| Short problem |
Reproduce the entries exactly.

| Data records |

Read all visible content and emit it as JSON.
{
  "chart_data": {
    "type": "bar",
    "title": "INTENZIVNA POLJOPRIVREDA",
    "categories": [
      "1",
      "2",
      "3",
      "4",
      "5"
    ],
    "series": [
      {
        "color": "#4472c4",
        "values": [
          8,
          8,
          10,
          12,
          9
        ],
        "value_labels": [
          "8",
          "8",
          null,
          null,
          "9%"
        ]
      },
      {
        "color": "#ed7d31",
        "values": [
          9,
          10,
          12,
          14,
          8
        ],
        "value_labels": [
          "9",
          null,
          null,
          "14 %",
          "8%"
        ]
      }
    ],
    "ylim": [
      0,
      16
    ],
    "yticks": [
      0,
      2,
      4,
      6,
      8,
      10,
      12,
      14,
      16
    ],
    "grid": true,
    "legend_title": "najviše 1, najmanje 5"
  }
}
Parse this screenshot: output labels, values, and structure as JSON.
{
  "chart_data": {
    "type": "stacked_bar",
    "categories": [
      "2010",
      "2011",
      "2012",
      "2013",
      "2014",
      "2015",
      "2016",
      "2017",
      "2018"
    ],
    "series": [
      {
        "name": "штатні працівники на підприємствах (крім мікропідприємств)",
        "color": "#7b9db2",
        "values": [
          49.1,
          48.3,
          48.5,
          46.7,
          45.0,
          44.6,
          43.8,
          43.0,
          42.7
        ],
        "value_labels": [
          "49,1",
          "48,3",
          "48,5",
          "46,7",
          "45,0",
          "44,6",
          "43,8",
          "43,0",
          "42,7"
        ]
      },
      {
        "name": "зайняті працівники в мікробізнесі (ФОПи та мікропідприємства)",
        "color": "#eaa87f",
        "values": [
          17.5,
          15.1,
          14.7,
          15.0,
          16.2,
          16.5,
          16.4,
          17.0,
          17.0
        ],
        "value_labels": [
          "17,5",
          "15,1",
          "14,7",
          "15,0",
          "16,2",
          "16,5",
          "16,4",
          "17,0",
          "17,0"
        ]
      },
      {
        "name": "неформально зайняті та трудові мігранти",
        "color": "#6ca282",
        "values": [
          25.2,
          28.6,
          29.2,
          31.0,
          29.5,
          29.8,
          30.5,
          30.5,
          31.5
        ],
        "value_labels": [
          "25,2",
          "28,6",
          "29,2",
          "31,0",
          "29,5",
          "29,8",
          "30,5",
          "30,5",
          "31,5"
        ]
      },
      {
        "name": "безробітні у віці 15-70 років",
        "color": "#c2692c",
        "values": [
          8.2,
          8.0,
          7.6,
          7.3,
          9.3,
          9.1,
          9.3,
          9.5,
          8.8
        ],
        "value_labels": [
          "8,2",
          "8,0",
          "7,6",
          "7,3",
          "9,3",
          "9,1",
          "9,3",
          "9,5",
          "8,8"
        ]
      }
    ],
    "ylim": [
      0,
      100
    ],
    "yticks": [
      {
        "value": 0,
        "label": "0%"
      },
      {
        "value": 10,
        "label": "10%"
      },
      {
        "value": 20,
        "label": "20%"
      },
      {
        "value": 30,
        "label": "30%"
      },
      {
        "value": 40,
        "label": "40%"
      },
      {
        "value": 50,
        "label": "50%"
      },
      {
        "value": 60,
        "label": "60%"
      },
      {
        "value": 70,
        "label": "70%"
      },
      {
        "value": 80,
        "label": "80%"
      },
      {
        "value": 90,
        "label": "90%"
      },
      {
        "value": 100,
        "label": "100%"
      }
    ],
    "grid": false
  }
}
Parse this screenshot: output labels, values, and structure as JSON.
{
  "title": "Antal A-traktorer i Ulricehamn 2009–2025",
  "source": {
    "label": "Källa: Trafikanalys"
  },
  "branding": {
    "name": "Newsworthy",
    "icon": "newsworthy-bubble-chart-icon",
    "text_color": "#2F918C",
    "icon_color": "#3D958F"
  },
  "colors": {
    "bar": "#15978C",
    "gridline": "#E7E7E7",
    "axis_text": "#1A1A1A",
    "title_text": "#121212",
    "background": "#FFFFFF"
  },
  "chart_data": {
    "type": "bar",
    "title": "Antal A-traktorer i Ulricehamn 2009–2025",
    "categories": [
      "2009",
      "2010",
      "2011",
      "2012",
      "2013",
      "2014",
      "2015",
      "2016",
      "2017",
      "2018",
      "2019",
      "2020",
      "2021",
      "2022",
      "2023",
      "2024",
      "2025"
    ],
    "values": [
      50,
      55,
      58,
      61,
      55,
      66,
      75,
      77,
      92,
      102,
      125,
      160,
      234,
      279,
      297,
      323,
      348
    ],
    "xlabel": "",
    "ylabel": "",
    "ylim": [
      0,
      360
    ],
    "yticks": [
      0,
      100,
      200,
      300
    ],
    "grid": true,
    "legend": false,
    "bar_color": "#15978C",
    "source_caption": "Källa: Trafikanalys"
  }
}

| Completed task |
Read all visible content and emit it as JSON.
{
  "chart_data": {
    "type": "bar",
    "title": "INTENZIVNA POLJOPRIVREDA",
    "categories": [
      "1",
      "2",
      "3",
      "4",
      "5"
    ],
    "series": [
      {
        "color": "#4472c4",
        "values": [
          8,
          8,
          10,
          12,
          9
        ],
        "value_labels": [
          "8",
          "8",
          null,
          null,
          "9%"
        ]
      },
      {
        "color": "#ed7d31",
        "values": [
          9,
          10,
          12,
          14,
          8
        ],
        "value_labels": [
          "9",
          null,
          null,
          "14 %",
          "8%"
        ]
      }
    ],
    "ylim": [
      0,
      16
    ],
    "yticks": [
      0,
      2,
      4,
      6,
      8,
      10,
      12,
      14,
      16
    ],
    "grid": true,
    "legend_title": "najviše 1, najmanje 5"
  }
}
Parse this screenshot: output labels, values, and structure as JSON.
{
  "chart_data": {
    "type": "stacked_bar",
    "categories": [
      "2010",
      "2011",
      "2012",
      "2013",
      "2014",
      "2015",
      "2016",
      "2017",
      "2018"
    ],
    "series": [
      {
        "name": "штатні працівники на підприємствах (крім мікропідприємств)",
        "color": "#7b9db2",
        "values": [
          49.1,
          48.3,
          48.5,
          46.7,
          45.0,
          44.6,
          43.8,
          43.0,
          42.7
        ],
        "value_labels": [
          "49,1",
          "48,3",
          "48,5",
          "46,7",
          "45,0",
          "44,6",
          "43,8",
          "43,0",
          "42,7"
        ]
      },
      {
        "name": "зайняті працівники в мікробізнесі (ФОПи та мікропідприємства)",
        "color": "#eaa87f",
        "values": [
          17.5,
          15.1,
          14.7,
          15.0,
          16.2,
          16.5,
          16.4,
          17.0,
          17.0
        ],
        "value_labels": [
          "17,5",
          "15,1",
          "14,7",
          "15,0",
          "16,2",
          "16,5",
          "16,4",
          "17,0",
          "17,0"
        ]
      },
      {
        "name": "неформально зайняті та трудові мігранти",
        "color": "#6ca282",
        "values": [
          25.2,
          28.6,
          29.2,
          31.0,
          29.5,
          29.8,
          30.5,
          30.5,
          31.5
        ],
        "value_labels": [
          "25,2",
          "28,6",
          "29,2",
          "31,0",
          "29,5",
          "29,8",
          "30,5",
          "30,5",
          "31,5"
        ]
      },
      {
        "name": "безробітні у віці 15-70 років",
        "color": "#c2692c",
        "values": [
          8.2,
          8.0,
          7.6,
          7.3,
          9.3,
          9.1,
          9.3,
          9.5,
          8.8
        ],
        "value_labels": [
          "8,2",
          "8,0",
          "7,6",
          "7,3",
          "9,3",
          "9,1",
          "9,3",
          "9,5",
          "8,8"
        ]
      }
    ],
    "ylim": [
      0,
      100
    ],
    "yticks": [
      {
        "value": 0,
        "label": "0%"
      },
      {
        "value": 10,
        "label": "10%"
      },
      {
        "value": 20,
        "label": "20%"
      },
      {
        "value": 30,
        "label": "30%"
      },
      {
        "value": 40,
        "label": "40%"
      },
      {
        "value": 50,
        "label": "50%"
      },
      {
        "value": 60,
        "label": "60%"
      },
      {
        "value": 70,
        "label": "70%"
      },
      {
        "value": 80,
        "label": "80%"
      },
      {
        "value": 90,
        "label": "90%"
      },
      {
        "value": 100,
        "label": "100%"
      }
    ],
    "grid": false
  }
}
Parse this screenshot: output labels, values, and structure as JSON.
{
  "title": "Antal A-traktorer i Ulricehamn 2009–2025",
  "source": {
    "label": "Källa: Trafikanalys"
  },
  "branding": {
    "name": "Newsworthy",
    "icon": "newsworthy-bubble-chart-icon",
    "text_color": "#2F918C",
    "icon_color": "#3D958F"
  },
  "colors": {
    "bar": "#15978C",
    "gridline": "#E7E7E7",
    "axis_text": "#1A1A1A",
    "title_text": "#121212",
    "background": "#FFFFFF"
  },
  "chart_data": {
    "type": "bar",
    "title": "Antal A-traktorer i Ulricehamn 2009–2025",
    "categories": [
      "2009",
      "2010",
      "2011",
      "2012",
      "2013",
      "2014",
      "2015",
      "2016",
      "2017",
      "2018",
      "2019",
      "2020",
      "2021",
      "2022",
      "2023",
      "2024",
      "2025"
    ],
    "values": [
      50,
      55,
      58,
      61,
      55,
      66,
      75,
      77,
      92,
      102,
      125,
      160,
      234,
      279,
      297,
      323,
      348
    ],
    "xlabel": "",
    "ylabel": "",
    "ylim": [
      0,
      360
    ],
    "yticks": [
      0,
      100,
      200,
      300
    ],
    "grid": true,
    "legend": false,
    "bar_color": "#15978C",
    "source_caption": "Källa: Trafikanalys"
  }
}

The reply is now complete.